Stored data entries
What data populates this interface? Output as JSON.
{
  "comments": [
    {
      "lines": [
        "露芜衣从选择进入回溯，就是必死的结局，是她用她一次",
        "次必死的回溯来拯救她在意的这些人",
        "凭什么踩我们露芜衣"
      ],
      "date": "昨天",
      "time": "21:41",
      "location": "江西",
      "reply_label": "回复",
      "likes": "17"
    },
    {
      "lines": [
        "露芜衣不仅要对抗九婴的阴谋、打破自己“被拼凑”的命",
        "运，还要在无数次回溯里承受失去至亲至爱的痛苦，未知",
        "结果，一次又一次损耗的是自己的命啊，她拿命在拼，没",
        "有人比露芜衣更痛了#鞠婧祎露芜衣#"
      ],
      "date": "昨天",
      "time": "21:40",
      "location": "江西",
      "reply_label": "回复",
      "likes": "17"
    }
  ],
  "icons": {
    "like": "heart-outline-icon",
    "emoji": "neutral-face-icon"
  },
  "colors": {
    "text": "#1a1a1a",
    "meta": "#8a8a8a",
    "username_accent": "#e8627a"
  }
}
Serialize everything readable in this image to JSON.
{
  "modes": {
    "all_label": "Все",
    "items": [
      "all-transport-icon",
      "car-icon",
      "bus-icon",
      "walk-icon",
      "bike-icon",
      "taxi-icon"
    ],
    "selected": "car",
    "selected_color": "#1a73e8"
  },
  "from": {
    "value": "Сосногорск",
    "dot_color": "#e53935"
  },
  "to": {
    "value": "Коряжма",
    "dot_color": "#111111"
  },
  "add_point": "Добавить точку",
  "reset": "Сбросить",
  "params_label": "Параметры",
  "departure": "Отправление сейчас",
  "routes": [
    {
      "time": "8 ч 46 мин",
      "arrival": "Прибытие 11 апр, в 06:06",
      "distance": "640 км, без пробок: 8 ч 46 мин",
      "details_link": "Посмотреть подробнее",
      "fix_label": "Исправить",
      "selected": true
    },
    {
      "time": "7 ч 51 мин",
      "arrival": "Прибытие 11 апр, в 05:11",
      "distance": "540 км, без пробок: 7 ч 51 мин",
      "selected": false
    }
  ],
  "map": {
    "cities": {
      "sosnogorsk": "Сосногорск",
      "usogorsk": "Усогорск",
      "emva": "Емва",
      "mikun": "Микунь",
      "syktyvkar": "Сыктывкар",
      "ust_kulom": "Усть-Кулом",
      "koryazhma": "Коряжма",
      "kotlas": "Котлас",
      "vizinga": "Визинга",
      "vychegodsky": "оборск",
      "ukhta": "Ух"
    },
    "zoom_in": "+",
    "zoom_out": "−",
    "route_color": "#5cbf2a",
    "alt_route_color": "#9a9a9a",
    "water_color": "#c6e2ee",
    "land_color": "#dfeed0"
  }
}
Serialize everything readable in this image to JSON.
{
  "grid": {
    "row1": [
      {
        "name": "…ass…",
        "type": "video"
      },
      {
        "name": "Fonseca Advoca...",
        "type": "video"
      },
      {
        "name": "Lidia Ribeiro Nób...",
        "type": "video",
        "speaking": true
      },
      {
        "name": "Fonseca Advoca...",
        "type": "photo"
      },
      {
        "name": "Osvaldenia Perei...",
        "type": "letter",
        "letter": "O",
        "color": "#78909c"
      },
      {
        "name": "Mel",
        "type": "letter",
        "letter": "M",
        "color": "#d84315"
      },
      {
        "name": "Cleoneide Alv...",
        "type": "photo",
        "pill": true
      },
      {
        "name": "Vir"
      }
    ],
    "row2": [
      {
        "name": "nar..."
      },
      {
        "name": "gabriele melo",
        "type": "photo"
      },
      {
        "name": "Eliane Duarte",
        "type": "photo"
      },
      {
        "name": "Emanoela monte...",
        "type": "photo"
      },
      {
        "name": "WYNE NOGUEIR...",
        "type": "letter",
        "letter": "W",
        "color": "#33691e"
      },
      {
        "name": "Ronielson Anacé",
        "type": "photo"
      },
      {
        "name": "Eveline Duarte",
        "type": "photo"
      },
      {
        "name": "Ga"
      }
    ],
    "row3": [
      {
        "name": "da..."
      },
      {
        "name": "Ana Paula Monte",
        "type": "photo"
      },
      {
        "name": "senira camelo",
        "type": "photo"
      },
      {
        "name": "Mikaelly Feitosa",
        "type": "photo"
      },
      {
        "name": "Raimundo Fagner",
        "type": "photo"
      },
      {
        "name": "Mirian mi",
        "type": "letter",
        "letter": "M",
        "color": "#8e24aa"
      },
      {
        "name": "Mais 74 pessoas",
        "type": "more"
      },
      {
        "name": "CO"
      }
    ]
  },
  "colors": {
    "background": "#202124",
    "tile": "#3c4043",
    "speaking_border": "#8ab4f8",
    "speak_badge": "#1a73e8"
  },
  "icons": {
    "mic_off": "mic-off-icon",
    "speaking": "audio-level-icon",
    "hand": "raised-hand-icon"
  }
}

**Task goal:** Transcribe the records above exactly as they appear.

**Result for this exercise:**
What data populates this interface? Output as JSON.
{
  "comments": [
    {
      "lines": [
        "露芜衣从选择进入回溯，就是必死的结局，是她用她一次",
        "次必死的回溯来拯救她在意的这些人",
        "凭什么踩我们露芜衣"
      ],
      "date": "昨天",
      "time": "21:41",
      "location": "江西",
      "reply_label": "回复",
      "likes": "17"
    },
    {
      "lines": [
        "露芜衣不仅要对抗九婴的阴谋、打破自己“被拼凑”的命",
        "运，还要在无数次回溯里承受失去至亲至爱的痛苦，未知",
        "结果，一次又一次损耗的是自己的命啊，她拿命在拼，没",
        "有人比露芜衣更痛了#鞠婧祎露芜衣#"
      ],
      "date": "昨天",
      "time": "21:40",
      "location": "江西",
      "reply_label": "回复",
      "likes": "17"
    }
  ],
  "icons": {
    "like": "heart-outline-icon",
    "emoji": "neutral-face-icon"
  },
  "colors": {
    "text": "#1a1a1a",
    "meta": "#8a8a8a",
    "username_accent": "#e8627a"
  }
}
Serialize everything readable in this image to JSON.
{
  "modes": {
    "all_label": "Все",
    "items": [
      "all-transport-icon",
      "car-icon",
      "bus-icon",
      "walk-icon",
      "bike-icon",
      "taxi-icon"
    ],
    "selected": "car",
    "selected_color": "#1a73e8"
  },
  "from": {
    "value": "Сосногорск",
    "dot_color": "#e53935"
  },
  "to": {
    "value": "Коряжма",
    "dot_color": "#111111"
  },
  "add_point": "Добавить точку",
  "reset": "Сбросить",
  "params_label": "Параметры",
  "departure": "Отправление сейчас",
  "routes": [
    {
      "time": "8 ч 46 мин",
      "arrival": "Прибытие 11 апр, в 06:06",
      "distance": "640 км, без пробок: 8 ч 46 мин",
      "details_link": "Посмотреть подробнее",
      "fix_label": "Исправить",
      "selected": true
    },
    {
      "time": "7 ч 51 мин",
      "arrival": "Прибытие 11 апр, в 05:11",
      "distance": "540 км, без пробок: 7 ч 51 мин",
      "selected": false
    }
  ],
  "map": {
    "cities": {
      "sosnogorsk": "Сосногорск",
      "usogorsk": "Усогорск",
      "emva": "Емва",
      "mikun": "Микунь",
      "syktyvkar": "Сыктывкар",
      "ust_kulom": "Усть-Кулом",
      "koryazhma": "Коряжма",
      "kotlas": "Котлас",
      "vizinga": "Визинга",
      "vychegodsky": "оборск",
      "ukhta": "Ух"
    },
    "zoom_in": "+",
    "zoom_out": "−",
    "route_color": "#5cbf2a",
    "alt_route_color": "#9a9a9a",
    "water_color": "#c6e2ee",
    "land_color": "#dfeed0"
  }
}
Serialize everything readable in this image to JSON.
{
  "grid": {
    "row1": [
      {
        "name": "…ass…",
        "type": "video"
      },
      {
        "name": "Fonseca Advoca...",
        "type": "video"
      },
      {
        "name": "Lidia Ribeiro Nób...",
        "type": "video",
        "speaking": true
      },
      {
        "name": "Fonseca Advoca...",
        "type": "photo"
      },
      {
        "name": "Osvaldenia Perei...",
        "type": "letter",
        "letter": "O",
        "color": "#78909c"
      },
      {
        "name": "Mel",
        "type": "letter",
        "letter": "M",
        "color": "#d84315"
      },
      {
        "name": "Cleoneide Alv...",
        "type": "photo",
        "pill": true
      },
      {
        "name": "Vir"
      }
    ],
    "row2": [
      {
        "name": "nar..."
      },
      {
        "name": "gabriele melo",
        "type": "photo"
      },
      {
        "name": "Eliane Duarte",
        "type": "photo"
      },
      {
        "name": "Emanoela monte...",
        "type": "photo"
      },
      {
        "name": "WYNE NOGUEIR...",
        "type": "letter",
        "letter": "W",
        "color": "#33691e"
      },
      {
        "name": "Ronielson Anacé",
        "type": "photo"
      },
      {
        "name": "Eveline Duarte",
        "type": "photo"
      },
      {
        "name": "Ga"
      }
    ],
    "row3": [
      {
        "name": "da..."
      },
      {
        "name": "Ana Paula Monte",
        "type": "photo"
      },
      {
        "name": "senira camelo",
        "type": "photo"
      },
      {
        "name": "Mikaelly Feitosa",
        "type": "photo"
      },
      {
        "name": "Raimundo Fagner",
        "type": "photo"
      },
      {
        "name": "Mirian mi",
        "type": "letter",
        "letter": "M",
        "color": "#8e24aa"
      },
      {
        "name": "Mais 74 pessoas",
        "type": "more"
      },
      {
        "name": "CO"
      }
    ]
  },
  "colors": {
    "background": "#202124",
    "tile": "#3c4043",
    "speaking_border": "#8ab4f8",
    "speak_badge": "#1a73e8"
  },
  "icons": {
    "mic_off": "mic-off-icon",
    "speaking": "audio-level-icon",
    "hand": "raised-hand-icon"
  }
}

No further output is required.